#### MATERIAL SUPPLIED ####
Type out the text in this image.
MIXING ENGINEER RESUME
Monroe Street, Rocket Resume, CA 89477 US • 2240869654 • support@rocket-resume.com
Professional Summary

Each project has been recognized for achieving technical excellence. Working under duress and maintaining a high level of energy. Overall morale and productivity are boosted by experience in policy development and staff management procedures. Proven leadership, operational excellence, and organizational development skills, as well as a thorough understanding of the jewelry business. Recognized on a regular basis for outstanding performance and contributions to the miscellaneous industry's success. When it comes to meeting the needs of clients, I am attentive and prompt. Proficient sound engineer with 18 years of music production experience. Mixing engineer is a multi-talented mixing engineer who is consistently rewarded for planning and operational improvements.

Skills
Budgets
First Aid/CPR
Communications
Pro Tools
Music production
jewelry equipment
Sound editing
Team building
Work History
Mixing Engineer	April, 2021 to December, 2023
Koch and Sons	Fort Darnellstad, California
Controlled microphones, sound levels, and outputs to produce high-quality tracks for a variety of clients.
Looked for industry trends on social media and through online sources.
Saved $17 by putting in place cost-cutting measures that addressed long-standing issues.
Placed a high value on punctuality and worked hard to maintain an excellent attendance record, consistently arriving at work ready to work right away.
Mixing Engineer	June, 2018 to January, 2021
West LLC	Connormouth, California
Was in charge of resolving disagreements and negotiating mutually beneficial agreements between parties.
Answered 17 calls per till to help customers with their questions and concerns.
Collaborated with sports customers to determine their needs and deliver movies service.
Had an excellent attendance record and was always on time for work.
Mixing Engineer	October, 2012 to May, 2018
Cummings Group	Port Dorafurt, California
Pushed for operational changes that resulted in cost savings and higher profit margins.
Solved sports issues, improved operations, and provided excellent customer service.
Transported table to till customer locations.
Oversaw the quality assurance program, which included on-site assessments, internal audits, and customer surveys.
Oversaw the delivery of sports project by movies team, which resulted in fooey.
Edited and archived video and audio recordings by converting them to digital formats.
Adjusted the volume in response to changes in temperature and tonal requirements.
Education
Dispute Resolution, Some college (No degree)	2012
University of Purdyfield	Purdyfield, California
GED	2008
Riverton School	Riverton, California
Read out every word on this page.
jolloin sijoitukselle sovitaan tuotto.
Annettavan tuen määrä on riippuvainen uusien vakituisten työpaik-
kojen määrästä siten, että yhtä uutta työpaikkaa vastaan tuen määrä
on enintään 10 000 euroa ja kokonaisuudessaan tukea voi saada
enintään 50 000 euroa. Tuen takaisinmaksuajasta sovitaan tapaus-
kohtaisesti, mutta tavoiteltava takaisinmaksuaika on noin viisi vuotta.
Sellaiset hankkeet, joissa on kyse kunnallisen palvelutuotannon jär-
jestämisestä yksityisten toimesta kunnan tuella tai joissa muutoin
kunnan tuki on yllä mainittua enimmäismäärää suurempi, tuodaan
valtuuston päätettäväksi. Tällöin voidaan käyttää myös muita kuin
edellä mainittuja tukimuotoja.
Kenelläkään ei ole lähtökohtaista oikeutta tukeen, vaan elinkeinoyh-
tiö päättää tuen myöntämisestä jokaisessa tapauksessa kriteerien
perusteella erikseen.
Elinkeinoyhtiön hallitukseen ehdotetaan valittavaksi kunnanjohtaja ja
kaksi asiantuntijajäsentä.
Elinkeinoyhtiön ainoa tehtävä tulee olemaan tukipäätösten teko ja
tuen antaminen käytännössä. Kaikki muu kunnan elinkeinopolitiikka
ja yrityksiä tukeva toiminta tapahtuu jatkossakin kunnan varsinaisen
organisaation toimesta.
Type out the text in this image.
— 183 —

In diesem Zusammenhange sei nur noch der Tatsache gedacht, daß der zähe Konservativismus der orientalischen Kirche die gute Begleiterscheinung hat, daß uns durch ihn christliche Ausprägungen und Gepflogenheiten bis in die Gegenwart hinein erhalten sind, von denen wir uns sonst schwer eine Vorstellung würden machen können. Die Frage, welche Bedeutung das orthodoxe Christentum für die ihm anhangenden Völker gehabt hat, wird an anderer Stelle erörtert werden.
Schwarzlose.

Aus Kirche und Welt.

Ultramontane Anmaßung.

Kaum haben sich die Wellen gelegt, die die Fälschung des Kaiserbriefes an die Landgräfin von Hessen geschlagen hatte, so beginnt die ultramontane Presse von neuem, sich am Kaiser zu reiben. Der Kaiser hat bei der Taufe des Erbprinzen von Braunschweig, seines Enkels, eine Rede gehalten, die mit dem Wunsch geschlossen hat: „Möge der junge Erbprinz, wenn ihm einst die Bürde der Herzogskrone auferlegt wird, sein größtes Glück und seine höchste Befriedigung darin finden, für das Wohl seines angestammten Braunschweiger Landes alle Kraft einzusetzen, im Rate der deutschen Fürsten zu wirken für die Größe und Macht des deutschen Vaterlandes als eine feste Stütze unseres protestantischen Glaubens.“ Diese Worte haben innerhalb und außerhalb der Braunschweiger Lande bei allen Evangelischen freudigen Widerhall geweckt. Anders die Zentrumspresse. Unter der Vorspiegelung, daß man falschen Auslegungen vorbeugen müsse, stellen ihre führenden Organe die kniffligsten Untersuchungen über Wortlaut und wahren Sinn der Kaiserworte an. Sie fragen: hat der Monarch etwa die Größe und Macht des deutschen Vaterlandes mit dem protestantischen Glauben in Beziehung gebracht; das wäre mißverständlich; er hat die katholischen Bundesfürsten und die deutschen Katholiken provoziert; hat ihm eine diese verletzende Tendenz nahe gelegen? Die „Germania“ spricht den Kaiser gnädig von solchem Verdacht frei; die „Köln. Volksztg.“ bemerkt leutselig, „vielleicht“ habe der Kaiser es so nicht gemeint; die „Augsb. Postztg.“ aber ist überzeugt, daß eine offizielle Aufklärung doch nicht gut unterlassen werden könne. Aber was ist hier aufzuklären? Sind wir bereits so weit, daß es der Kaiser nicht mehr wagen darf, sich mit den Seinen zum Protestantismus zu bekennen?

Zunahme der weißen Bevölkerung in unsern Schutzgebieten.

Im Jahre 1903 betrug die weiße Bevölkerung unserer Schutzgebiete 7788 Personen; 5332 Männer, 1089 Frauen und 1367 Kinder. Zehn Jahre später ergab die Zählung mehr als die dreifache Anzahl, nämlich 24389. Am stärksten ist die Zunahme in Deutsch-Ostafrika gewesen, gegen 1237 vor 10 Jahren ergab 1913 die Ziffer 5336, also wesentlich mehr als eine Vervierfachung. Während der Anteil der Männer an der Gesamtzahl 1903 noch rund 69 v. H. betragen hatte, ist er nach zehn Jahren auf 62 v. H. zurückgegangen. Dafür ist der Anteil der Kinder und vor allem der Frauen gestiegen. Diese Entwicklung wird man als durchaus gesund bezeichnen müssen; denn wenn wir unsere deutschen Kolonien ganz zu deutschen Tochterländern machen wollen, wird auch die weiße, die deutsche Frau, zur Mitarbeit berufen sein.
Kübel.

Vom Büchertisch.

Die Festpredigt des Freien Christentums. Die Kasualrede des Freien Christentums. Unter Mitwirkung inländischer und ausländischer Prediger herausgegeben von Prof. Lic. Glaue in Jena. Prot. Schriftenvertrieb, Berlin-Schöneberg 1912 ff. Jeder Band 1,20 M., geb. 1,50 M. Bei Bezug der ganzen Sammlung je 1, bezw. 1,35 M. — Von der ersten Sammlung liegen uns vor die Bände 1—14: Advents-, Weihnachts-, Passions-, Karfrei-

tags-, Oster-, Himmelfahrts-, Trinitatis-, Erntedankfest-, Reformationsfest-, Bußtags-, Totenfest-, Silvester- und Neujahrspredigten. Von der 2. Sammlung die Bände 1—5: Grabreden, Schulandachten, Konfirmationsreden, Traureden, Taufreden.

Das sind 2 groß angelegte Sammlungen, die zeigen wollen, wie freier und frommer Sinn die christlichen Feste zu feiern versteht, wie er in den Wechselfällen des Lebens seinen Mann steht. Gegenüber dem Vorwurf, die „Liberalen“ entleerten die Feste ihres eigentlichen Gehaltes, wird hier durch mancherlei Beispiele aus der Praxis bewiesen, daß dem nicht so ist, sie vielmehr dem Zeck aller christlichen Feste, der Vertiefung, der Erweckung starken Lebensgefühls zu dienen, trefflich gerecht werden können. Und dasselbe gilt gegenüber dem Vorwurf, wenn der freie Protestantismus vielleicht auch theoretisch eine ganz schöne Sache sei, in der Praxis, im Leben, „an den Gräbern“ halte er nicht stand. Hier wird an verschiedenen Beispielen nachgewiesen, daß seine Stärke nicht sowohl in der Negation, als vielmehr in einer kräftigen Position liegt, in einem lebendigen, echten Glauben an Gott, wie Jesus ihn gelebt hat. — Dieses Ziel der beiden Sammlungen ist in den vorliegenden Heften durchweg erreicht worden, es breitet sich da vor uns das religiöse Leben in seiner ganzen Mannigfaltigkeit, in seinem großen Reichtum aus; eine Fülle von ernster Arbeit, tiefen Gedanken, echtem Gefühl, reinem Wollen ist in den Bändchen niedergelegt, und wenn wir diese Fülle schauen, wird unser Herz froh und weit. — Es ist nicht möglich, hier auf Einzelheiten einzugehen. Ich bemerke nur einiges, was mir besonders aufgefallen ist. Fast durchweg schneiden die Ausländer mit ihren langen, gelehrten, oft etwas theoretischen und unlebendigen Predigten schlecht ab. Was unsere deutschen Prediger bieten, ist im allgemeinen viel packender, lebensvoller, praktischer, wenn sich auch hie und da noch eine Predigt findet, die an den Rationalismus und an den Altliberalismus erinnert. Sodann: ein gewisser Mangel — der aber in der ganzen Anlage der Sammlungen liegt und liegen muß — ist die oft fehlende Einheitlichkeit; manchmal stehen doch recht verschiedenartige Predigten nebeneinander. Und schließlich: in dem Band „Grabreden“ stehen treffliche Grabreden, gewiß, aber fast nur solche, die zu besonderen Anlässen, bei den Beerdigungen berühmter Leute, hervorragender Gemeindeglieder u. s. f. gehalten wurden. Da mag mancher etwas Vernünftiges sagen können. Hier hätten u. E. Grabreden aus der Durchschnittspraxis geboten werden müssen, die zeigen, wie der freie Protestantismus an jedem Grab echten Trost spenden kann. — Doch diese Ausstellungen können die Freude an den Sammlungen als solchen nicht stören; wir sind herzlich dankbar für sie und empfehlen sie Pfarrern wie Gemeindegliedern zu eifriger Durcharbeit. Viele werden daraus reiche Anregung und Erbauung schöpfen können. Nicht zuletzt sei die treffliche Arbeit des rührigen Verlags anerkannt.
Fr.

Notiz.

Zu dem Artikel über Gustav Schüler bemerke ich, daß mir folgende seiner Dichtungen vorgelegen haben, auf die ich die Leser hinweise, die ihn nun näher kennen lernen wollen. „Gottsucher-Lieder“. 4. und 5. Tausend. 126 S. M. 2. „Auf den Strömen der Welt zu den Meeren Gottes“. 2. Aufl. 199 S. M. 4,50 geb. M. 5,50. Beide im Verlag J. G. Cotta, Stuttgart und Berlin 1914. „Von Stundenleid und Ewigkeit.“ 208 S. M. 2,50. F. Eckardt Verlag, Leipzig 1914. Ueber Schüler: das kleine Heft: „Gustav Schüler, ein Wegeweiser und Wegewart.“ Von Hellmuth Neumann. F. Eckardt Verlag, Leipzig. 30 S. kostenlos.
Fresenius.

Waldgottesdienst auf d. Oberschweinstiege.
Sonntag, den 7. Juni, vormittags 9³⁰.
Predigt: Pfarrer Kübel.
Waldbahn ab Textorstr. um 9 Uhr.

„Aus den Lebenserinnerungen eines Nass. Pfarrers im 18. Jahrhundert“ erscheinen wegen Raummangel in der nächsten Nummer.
####
▸ EXERCISE TASK: Identify the lines in the entries above that contain "enintään", then copy them out.

▸ OUTPUT BELOW:
on enintään 10 000 euroa ja kokonaisuudessaan tukea voi saada
enintään 50 000 euroa. Tuen takaisinmaksuajasta sovitaan tapaus-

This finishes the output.